_WRITTEN INSTRUCTION_. Return the material word for word. Do not include pictures.

_ITEMS_.
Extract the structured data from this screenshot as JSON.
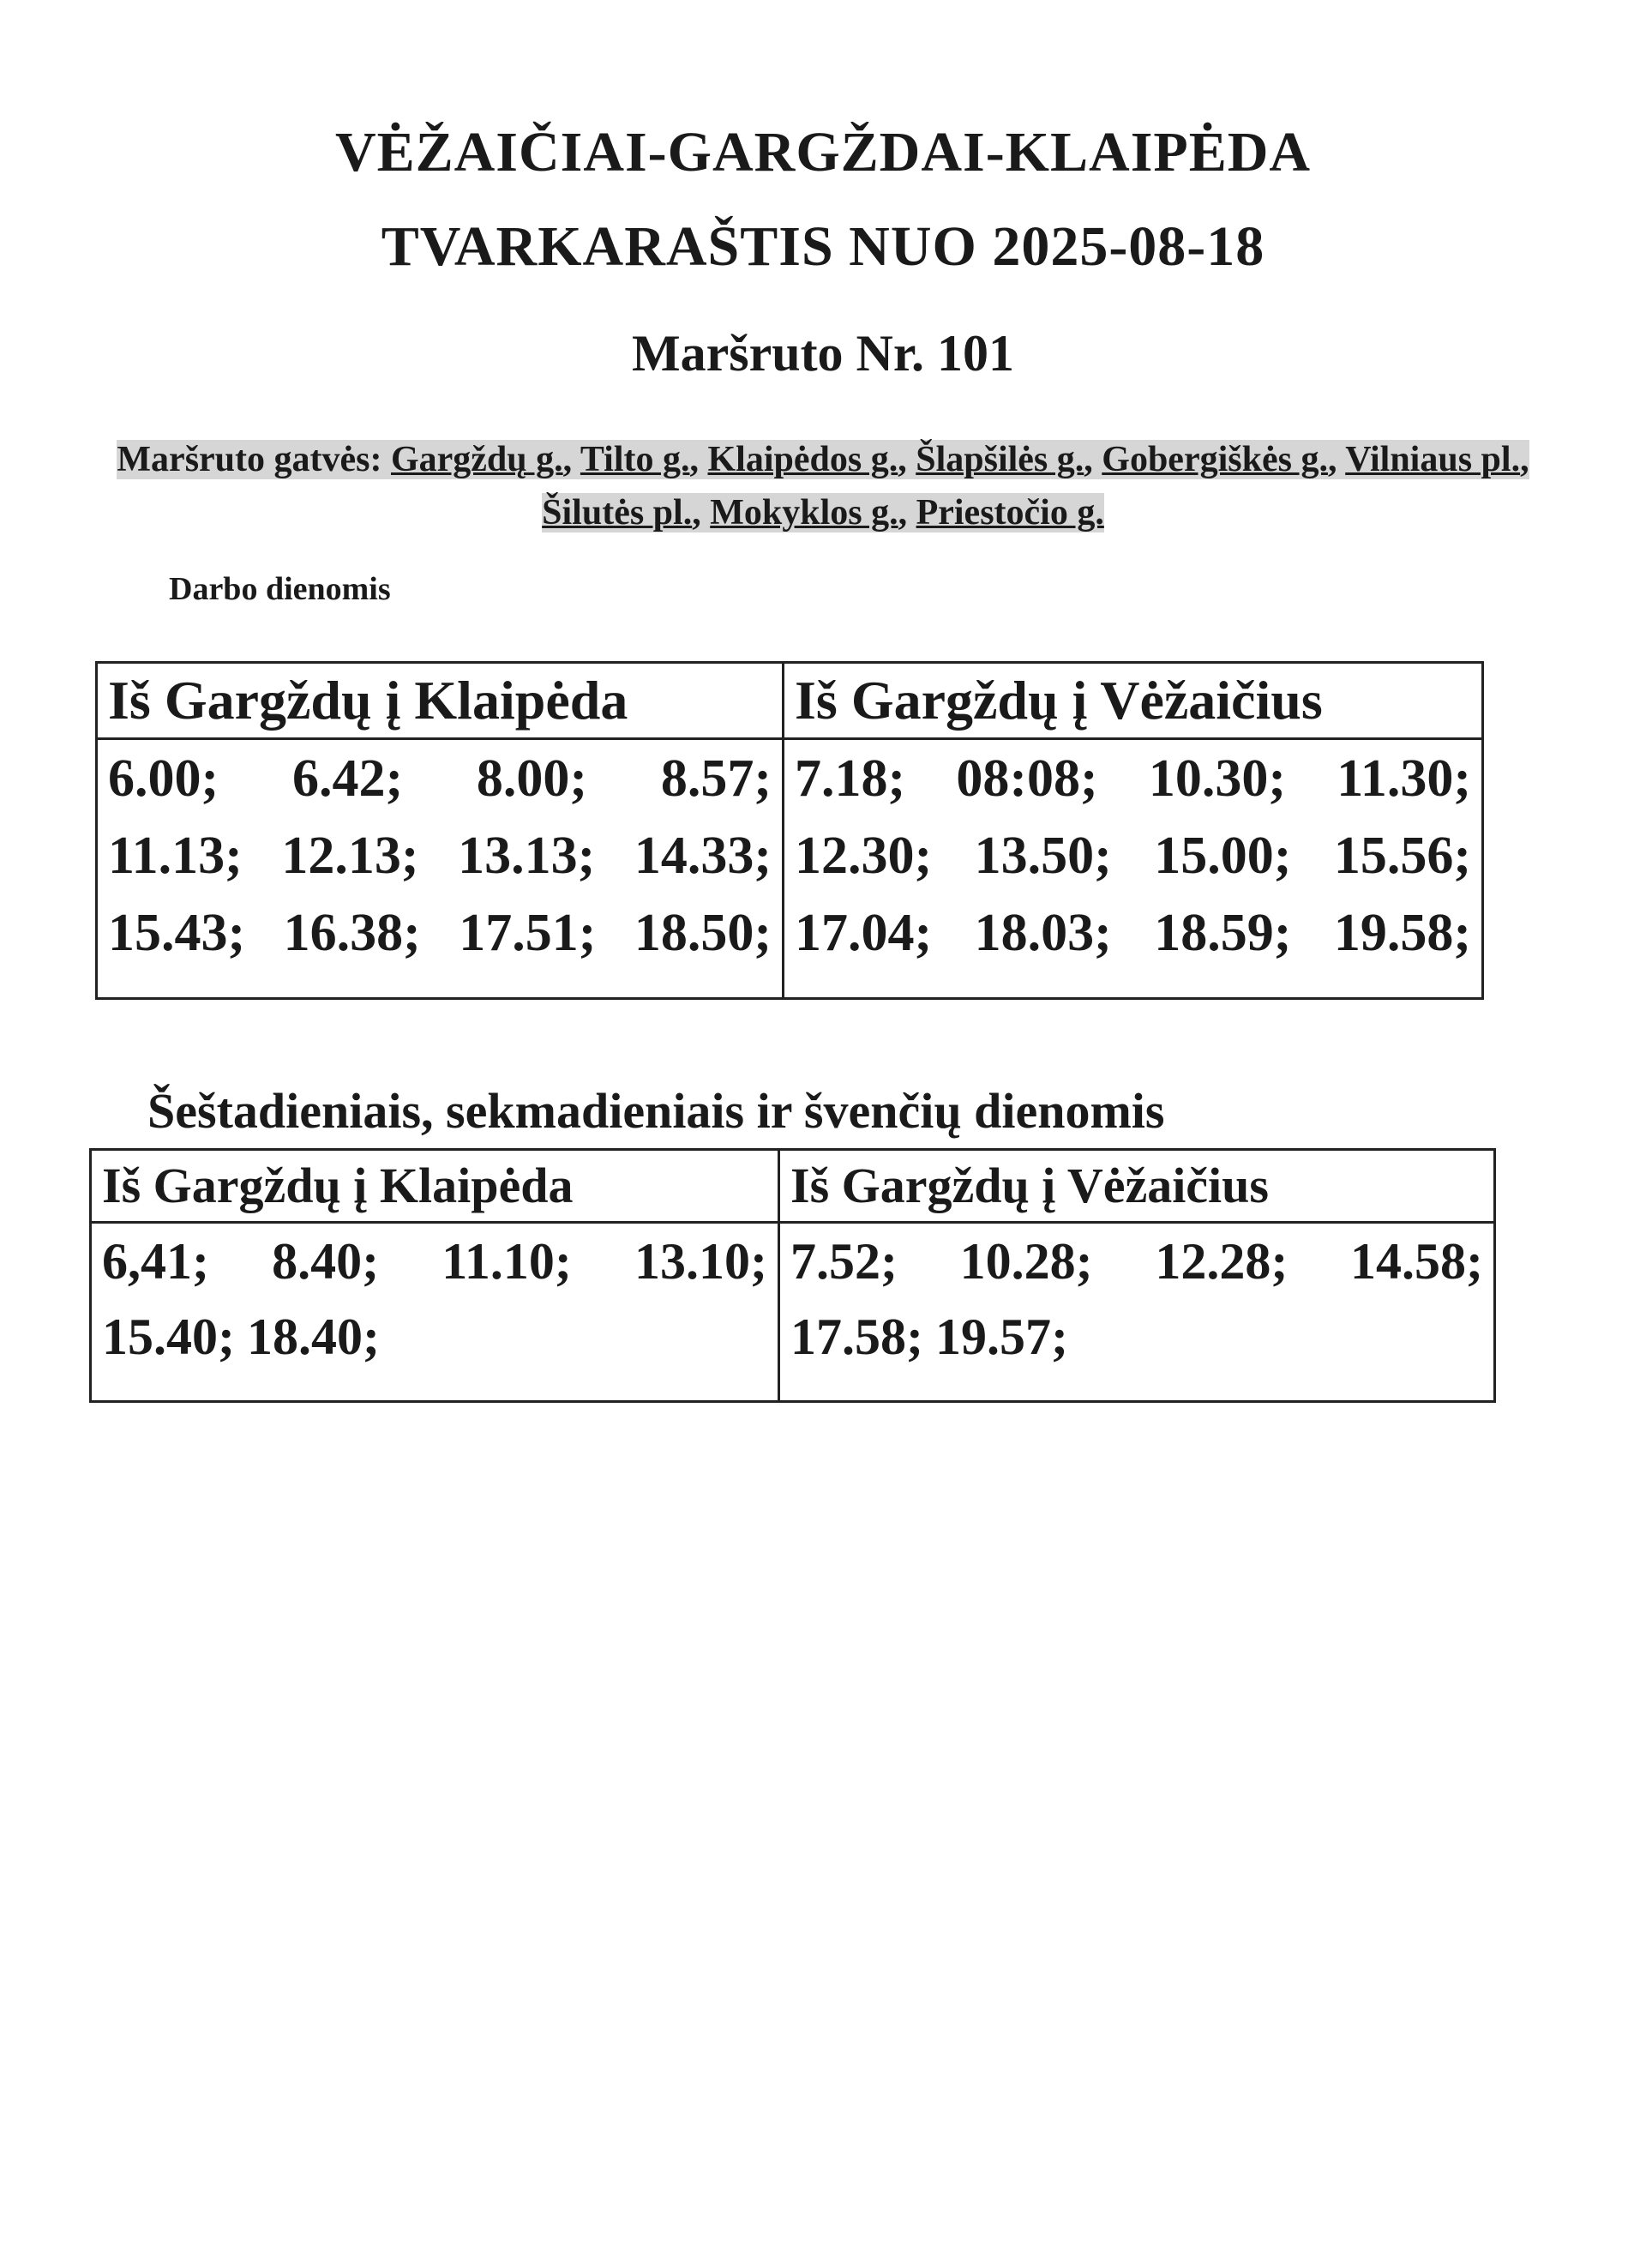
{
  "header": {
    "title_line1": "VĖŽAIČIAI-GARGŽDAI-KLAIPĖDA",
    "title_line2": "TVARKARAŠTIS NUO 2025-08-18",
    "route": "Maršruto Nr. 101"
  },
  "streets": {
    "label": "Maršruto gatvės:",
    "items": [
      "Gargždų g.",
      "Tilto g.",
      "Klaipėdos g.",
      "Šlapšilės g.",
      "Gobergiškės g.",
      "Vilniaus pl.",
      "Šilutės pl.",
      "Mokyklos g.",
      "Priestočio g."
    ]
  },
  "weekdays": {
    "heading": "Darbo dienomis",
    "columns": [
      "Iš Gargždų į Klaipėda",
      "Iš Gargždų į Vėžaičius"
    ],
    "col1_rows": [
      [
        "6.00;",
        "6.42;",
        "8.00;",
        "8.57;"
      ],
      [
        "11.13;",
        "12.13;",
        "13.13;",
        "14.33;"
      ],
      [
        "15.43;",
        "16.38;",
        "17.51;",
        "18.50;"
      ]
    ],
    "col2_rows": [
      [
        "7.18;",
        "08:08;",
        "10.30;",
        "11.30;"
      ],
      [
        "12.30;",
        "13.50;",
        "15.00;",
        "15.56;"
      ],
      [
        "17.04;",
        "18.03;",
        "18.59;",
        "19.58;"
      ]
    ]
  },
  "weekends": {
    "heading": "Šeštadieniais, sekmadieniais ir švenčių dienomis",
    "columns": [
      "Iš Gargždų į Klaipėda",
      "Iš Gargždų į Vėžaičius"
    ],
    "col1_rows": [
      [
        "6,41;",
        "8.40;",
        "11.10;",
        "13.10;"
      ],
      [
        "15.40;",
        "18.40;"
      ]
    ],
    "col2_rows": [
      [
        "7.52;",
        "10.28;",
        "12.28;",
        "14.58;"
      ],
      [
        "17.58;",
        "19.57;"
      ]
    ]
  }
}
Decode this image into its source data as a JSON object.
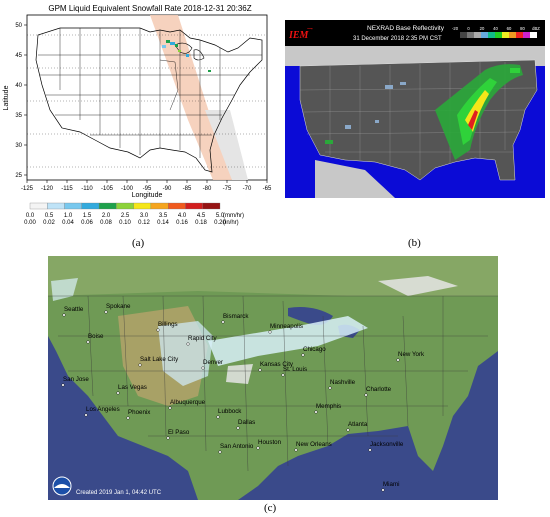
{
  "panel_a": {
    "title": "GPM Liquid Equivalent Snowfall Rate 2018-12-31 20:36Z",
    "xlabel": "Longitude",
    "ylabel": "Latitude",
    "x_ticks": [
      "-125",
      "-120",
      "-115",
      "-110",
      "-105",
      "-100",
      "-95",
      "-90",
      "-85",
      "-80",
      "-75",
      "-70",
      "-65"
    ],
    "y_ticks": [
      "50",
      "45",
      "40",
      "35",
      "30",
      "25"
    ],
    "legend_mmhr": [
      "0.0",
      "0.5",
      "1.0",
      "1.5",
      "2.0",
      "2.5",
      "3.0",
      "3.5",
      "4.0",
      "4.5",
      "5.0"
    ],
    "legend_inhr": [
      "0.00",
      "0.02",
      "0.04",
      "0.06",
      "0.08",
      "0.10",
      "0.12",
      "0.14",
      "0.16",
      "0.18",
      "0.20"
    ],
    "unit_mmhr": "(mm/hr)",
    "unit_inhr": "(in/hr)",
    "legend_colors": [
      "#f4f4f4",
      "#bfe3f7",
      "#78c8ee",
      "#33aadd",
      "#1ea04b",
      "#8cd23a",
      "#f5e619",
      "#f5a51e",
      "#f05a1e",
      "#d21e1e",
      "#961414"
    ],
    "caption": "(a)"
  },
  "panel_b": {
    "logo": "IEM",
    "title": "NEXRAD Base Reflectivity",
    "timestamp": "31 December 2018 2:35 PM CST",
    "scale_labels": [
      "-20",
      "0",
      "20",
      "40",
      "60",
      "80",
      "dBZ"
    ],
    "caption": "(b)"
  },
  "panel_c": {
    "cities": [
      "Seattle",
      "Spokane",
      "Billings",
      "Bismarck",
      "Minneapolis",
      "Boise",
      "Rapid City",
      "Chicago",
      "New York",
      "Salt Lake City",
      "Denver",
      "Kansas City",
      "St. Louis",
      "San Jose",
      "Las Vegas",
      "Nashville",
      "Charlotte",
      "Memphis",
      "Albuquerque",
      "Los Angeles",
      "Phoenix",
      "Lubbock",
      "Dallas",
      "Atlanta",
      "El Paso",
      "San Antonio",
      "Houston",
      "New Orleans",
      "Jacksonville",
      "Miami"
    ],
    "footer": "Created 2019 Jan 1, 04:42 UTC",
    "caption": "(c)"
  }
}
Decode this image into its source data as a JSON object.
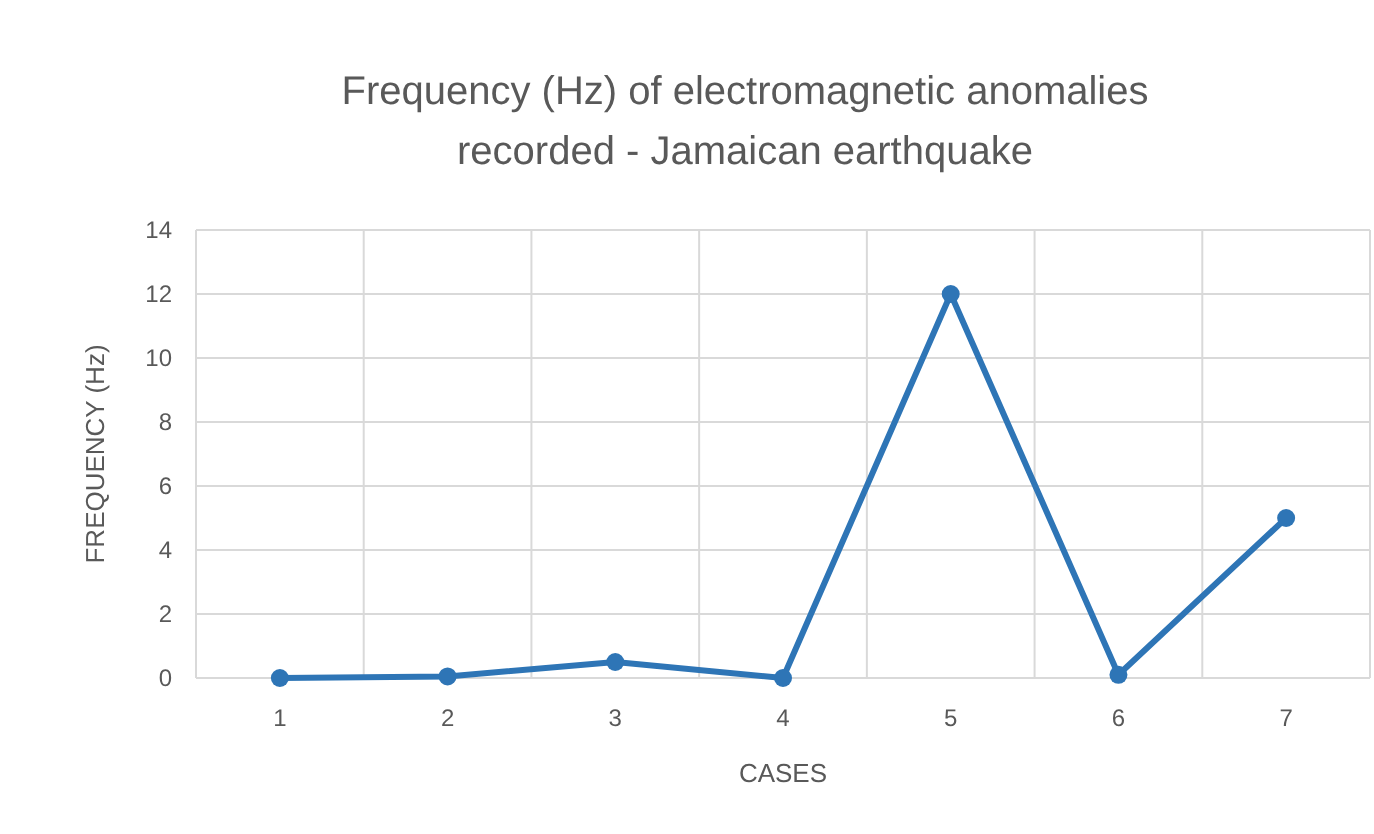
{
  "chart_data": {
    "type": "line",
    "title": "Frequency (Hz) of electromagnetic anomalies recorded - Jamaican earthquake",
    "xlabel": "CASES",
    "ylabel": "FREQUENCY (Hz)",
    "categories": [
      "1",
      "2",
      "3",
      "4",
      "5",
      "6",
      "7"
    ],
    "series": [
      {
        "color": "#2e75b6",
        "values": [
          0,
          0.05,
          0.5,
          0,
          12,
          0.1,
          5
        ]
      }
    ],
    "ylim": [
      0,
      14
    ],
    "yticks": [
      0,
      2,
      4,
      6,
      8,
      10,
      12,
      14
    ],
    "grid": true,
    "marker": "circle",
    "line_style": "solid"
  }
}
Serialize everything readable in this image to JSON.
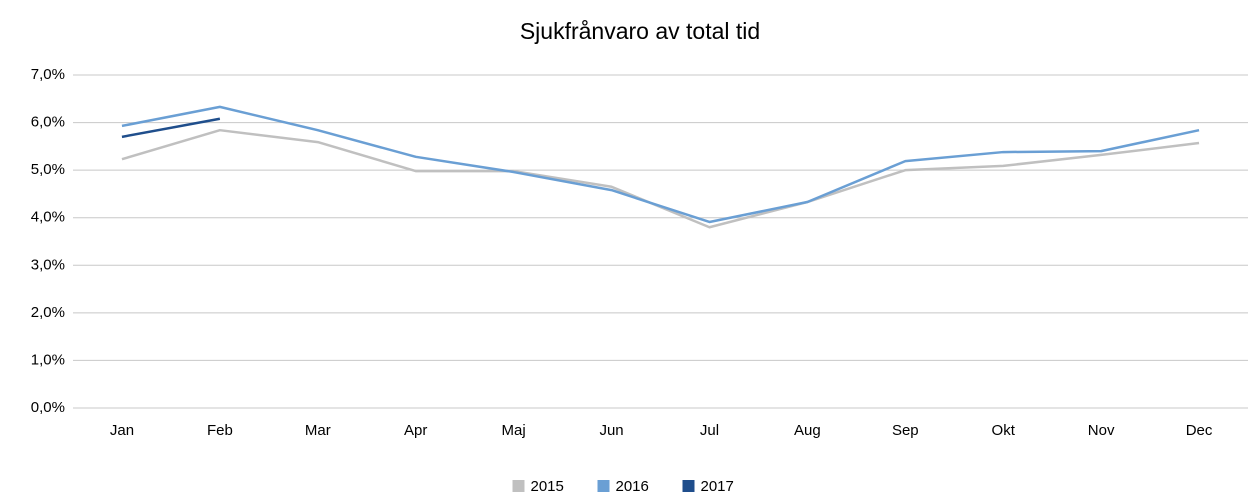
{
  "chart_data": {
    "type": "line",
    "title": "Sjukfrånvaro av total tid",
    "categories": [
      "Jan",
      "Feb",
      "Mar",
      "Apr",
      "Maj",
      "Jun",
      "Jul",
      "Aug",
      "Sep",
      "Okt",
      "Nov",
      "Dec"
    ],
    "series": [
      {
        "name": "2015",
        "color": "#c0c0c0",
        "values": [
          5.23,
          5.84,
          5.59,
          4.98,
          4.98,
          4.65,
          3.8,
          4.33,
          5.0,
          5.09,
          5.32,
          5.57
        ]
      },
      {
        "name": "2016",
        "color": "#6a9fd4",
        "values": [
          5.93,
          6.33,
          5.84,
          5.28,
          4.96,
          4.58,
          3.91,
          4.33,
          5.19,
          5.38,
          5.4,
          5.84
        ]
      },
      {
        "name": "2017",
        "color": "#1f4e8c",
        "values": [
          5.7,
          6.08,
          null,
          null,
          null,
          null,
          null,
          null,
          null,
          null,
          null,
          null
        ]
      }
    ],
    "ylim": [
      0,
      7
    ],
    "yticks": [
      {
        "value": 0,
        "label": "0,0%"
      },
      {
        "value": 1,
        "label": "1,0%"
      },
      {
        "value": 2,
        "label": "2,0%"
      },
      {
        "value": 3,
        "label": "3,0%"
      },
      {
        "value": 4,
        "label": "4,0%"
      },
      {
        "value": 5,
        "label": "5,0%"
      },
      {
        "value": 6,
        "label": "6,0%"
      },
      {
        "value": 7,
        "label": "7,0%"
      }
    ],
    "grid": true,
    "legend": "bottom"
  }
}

_SOLUTION TO THIS PROBLEM_.
Extract the structured data from this screenshot as JSON.
{
  "header": {
    "title_line1": "VĖŽAIČIAI-GARGŽDAI-KLAIPĖDA",
    "title_line2": "TVARKARAŠTIS NUO 2025-08-18",
    "route": "Maršruto Nr. 101"
  },
  "streets": {
    "label": "Maršruto gatvės:",
    "items": [
      "Gargždų g.",
      "Tilto g.",
      "Klaipėdos g.",
      "Šlapšilės g.",
      "Gobergiškės g.",
      "Vilniaus pl.",
      "Šilutės pl.",
      "Mokyklos g.",
      "Priestočio g."
    ]
  },
  "weekdays": {
    "heading": "Darbo dienomis",
    "columns": [
      "Iš Gargždų į Klaipėda",
      "Iš Gargždų į Vėžaičius"
    ],
    "col1_rows": [
      [
        "6.00;",
        "6.42;",
        "8.00;",
        "8.57;"
      ],
      [
        "11.13;",
        "12.13;",
        "13.13;",
        "14.33;"
      ],
      [
        "15.43;",
        "16.38;",
        "17.51;",
        "18.50;"
      ]
    ],
    "col2_rows": [
      [
        "7.18;",
        "08:08;",
        "10.30;",
        "11.30;"
      ],
      [
        "12.30;",
        "13.50;",
        "15.00;",
        "15.56;"
      ],
      [
        "17.04;",
        "18.03;",
        "18.59;",
        "19.58;"
      ]
    ]
  },
  "weekends": {
    "heading": "Šeštadieniais, sekmadieniais ir švenčių dienomis",
    "columns": [
      "Iš Gargždų į Klaipėda",
      "Iš Gargždų į Vėžaičius"
    ],
    "col1_rows": [
      [
        "6,41;",
        "8.40;",
        "11.10;",
        "13.10;"
      ],
      [
        "15.40;",
        "18.40;"
      ]
    ],
    "col2_rows": [
      [
        "7.52;",
        "10.28;",
        "12.28;",
        "14.58;"
      ],
      [
        "17.58;",
        "19.57;"
      ]
    ]
  }
}
Decode this image into its source data as a JSON object.
{
  "panel_a": {
    "title": "GPM Liquid Equivalent Snowfall Rate 2018-12-31 20:36Z",
    "xlabel": "Longitude",
    "ylabel": "Latitude",
    "x_ticks": [
      "-125",
      "-120",
      "-115",
      "-110",
      "-105",
      "-100",
      "-95",
      "-90",
      "-85",
      "-80",
      "-75",
      "-70",
      "-65"
    ],
    "y_ticks": [
      "50",
      "45",
      "40",
      "35",
      "30",
      "25"
    ],
    "legend_mmhr": [
      "0.0",
      "0.5",
      "1.0",
      "1.5",
      "2.0",
      "2.5",
      "3.0",
      "3.5",
      "4.0",
      "4.5",
      "5.0"
    ],
    "legend_inhr": [
      "0.00",
      "0.02",
      "0.04",
      "0.06",
      "0.08",
      "0.10",
      "0.12",
      "0.14",
      "0.16",
      "0.18",
      "0.20"
    ],
    "unit_mmhr": "(mm/hr)",
    "unit_inhr": "(in/hr)",
    "legend_colors": [
      "#f4f4f4",
      "#bfe3f7",
      "#78c8ee",
      "#33aadd",
      "#1ea04b",
      "#8cd23a",
      "#f5e619",
      "#f5a51e",
      "#f05a1e",
      "#d21e1e",
      "#961414"
    ],
    "caption": "(a)"
  },
  "panel_b": {
    "logo": "IEM",
    "title": "NEXRAD Base Reflectivity",
    "timestamp": "31 December 2018 2:35 PM CST",
    "scale_labels": [
      "-20",
      "0",
      "20",
      "40",
      "60",
      "80",
      "dBZ"
    ],
    "caption": "(b)"
  },
  "panel_c": {
    "cities": [
      "Seattle",
      "Spokane",
      "Billings",
      "Bismarck",
      "Minneapolis",
      "Boise",
      "Rapid City",
      "Chicago",
      "New York",
      "Salt Lake City",
      "Denver",
      "Kansas City",
      "St. Louis",
      "San Jose",
      "Las Vegas",
      "Nashville",
      "Charlotte",
      "Memphis",
      "Albuquerque",
      "Los Angeles",
      "Phoenix",
      "Lubbock",
      "Dallas",
      "Atlanta",
      "El Paso",
      "San Antonio",
      "Houston",
      "New Orleans",
      "Jacksonville",
      "Miami"
    ],
    "footer": "Created 2019 Jan 1, 04:42 UTC",
    "caption": "(c)"
  }
}
Decode this image into its source data as a JSON object.
{
  "chart_data": {
    "type": "line",
    "title": "Frequency (Hz) of electromagnetic anomalies recorded - Jamaican earthquake",
    "xlabel": "CASES",
    "ylabel": "FREQUENCY (Hz)",
    "categories": [
      "1",
      "2",
      "3",
      "4",
      "5",
      "6",
      "7"
    ],
    "series": [
      {
        "color": "#2e75b6",
        "values": [
          0,
          0.05,
          0.5,
          0,
          12,
          0.1,
          5
        ]
      }
    ],
    "ylim": [
      0,
      14
    ],
    "yticks": [
      0,
      2,
      4,
      6,
      8,
      10,
      12,
      14
    ],
    "grid": true,
    "marker": "circle",
    "line_style": "solid"
  }
}
Serialize everything readable in this image to JSON.
{
  "chart_data": {
    "type": "line",
    "title": "Sjukfrånvaro av total tid",
    "categories": [
      "Jan",
      "Feb",
      "Mar",
      "Apr",
      "Maj",
      "Jun",
      "Jul",
      "Aug",
      "Sep",
      "Okt",
      "Nov",
      "Dec"
    ],
    "series": [
      {
        "name": "2015",
        "color": "#c0c0c0",
        "values": [
          5.23,
          5.84,
          5.59,
          4.98,
          4.98,
          4.65,
          3.8,
          4.33,
          5.0,
          5.09,
          5.32,
          5.57
        ]
      },
      {
        "name": "2016",
        "color": "#6a9fd4",
        "values": [
          5.93,
          6.33,
          5.84,
          5.28,
          4.96,
          4.58,
          3.91,
          4.33,
          5.19,
          5.38,
          5.4,
          5.84
        ]
      },
      {
        "name": "2017",
        "color": "#1f4e8c",
        "values": [
          5.7,
          6.08,
          null,
          null,
          null,
          null,
          null,
          null,
          null,
          null,
          null,
          null
        ]
      }
    ],
    "ylim": [
      0,
      7
    ],
    "yticks": [
      {
        "value": 0,
        "label": "0,0%"
      },
      {
        "value": 1,
        "label": "1,0%"
      },
      {
        "value": 2,
        "label": "2,0%"
      },
      {
        "value": 3,
        "label": "3,0%"
      },
      {
        "value": 4,
        "label": "4,0%"
      },
      {
        "value": 5,
        "label": "5,0%"
      },
      {
        "value": 6,
        "label": "6,0%"
      },
      {
        "value": 7,
        "label": "7,0%"
      }
    ],
    "grid": true,
    "legend": "bottom"
  }
}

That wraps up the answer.